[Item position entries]
⁂

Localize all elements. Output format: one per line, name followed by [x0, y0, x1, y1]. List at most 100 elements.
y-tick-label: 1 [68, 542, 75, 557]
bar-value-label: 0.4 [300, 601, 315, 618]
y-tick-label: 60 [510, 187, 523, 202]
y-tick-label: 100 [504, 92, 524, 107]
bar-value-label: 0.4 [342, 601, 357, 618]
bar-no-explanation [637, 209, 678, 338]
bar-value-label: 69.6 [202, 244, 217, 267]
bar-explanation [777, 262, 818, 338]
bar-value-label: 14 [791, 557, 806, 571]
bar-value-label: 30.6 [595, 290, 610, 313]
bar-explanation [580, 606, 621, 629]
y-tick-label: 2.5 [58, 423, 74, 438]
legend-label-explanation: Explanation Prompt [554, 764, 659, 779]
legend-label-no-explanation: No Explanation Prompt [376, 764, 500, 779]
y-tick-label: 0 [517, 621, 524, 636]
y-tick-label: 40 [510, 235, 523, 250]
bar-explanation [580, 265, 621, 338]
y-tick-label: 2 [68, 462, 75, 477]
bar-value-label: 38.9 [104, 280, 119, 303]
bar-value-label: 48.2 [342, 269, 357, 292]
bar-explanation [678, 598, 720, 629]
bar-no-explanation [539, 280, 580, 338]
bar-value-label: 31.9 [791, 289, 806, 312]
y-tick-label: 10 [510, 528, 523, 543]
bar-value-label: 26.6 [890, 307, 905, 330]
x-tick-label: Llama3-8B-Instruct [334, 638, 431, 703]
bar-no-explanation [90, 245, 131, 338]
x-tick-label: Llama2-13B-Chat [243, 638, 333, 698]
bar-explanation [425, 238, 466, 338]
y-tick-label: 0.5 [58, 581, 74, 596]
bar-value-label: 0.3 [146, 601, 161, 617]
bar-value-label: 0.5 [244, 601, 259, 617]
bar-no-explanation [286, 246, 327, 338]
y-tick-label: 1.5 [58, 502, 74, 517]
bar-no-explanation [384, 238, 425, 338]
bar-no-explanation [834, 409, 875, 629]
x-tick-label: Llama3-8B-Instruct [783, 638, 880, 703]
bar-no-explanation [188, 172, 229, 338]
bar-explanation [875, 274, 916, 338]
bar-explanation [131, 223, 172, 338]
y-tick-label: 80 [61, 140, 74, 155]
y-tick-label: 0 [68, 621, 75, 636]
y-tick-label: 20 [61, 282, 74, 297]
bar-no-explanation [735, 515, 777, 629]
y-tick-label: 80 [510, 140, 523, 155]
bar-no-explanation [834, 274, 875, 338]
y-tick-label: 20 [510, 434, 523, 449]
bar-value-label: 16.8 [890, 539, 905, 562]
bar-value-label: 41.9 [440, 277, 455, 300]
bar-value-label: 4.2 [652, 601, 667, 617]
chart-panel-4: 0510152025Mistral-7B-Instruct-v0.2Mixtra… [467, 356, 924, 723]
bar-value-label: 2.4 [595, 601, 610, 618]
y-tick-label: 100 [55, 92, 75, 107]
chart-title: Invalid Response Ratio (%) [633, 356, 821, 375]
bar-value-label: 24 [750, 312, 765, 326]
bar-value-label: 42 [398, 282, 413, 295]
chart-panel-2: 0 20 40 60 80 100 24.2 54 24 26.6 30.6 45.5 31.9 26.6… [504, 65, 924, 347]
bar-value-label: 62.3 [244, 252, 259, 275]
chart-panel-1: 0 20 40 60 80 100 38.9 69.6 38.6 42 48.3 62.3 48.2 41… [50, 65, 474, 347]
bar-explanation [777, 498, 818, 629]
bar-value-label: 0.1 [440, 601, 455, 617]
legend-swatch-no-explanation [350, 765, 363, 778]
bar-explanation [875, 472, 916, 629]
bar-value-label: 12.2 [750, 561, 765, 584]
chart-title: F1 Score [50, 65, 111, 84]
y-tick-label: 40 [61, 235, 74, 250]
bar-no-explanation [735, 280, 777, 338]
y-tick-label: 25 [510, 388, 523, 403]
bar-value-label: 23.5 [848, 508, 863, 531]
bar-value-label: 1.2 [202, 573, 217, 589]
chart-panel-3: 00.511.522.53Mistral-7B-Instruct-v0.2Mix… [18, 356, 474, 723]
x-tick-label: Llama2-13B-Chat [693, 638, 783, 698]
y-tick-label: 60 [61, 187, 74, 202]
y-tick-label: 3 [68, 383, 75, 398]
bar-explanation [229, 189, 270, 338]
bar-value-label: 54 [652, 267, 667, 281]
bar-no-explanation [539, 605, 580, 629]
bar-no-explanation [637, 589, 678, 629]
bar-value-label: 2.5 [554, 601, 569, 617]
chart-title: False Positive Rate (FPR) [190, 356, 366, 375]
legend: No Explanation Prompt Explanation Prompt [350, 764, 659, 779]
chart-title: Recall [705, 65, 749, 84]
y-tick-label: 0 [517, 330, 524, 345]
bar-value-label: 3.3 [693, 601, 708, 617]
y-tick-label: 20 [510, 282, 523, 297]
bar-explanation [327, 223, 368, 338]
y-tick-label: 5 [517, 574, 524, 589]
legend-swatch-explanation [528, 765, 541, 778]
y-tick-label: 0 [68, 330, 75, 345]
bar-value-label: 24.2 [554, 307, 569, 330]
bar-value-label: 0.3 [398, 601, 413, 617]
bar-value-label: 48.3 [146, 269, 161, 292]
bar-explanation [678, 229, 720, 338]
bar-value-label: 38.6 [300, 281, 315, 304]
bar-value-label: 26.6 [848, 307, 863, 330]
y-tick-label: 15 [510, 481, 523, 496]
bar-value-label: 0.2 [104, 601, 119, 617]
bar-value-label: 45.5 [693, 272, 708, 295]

⁂

→ GOAL
Reproduce the listing from its first line up to and including the line containing "y-tick-label: 10 [510, 528, 523, 543]".

→ PROBLEM SOLUTION
Localize all elements. Output format: one per line, name followed by [x0, y0, x1, y1]. List at most 100 elements.
y-tick-label: 1 [68, 542, 75, 557]
bar-value-label: 0.4 [300, 601, 315, 618]
y-tick-label: 60 [510, 187, 523, 202]
y-tick-label: 100 [504, 92, 524, 107]
bar-value-label: 0.4 [342, 601, 357, 618]
bar-no-explanation [637, 209, 678, 338]
bar-value-label: 69.6 [202, 244, 217, 267]
bar-explanation [777, 262, 818, 338]
bar-value-label: 14 [791, 557, 806, 571]
bar-value-label: 30.6 [595, 290, 610, 313]
bar-explanation [580, 606, 621, 629]
y-tick-label: 2.5 [58, 423, 74, 438]
legend-label-explanation: Explanation Prompt [554, 764, 659, 779]
legend-label-no-explanation: No Explanation Prompt [376, 764, 500, 779]
y-tick-label: 0 [517, 621, 524, 636]
y-tick-label: 40 [510, 235, 523, 250]
bar-explanation [580, 265, 621, 338]
y-tick-label: 2 [68, 462, 75, 477]
bar-value-label: 38.9 [104, 280, 119, 303]
bar-value-label: 48.2 [342, 269, 357, 292]
bar-explanation [678, 598, 720, 629]
bar-no-explanation [539, 280, 580, 338]
bar-value-label: 31.9 [791, 289, 806, 312]
y-tick-label: 10 [510, 528, 523, 543]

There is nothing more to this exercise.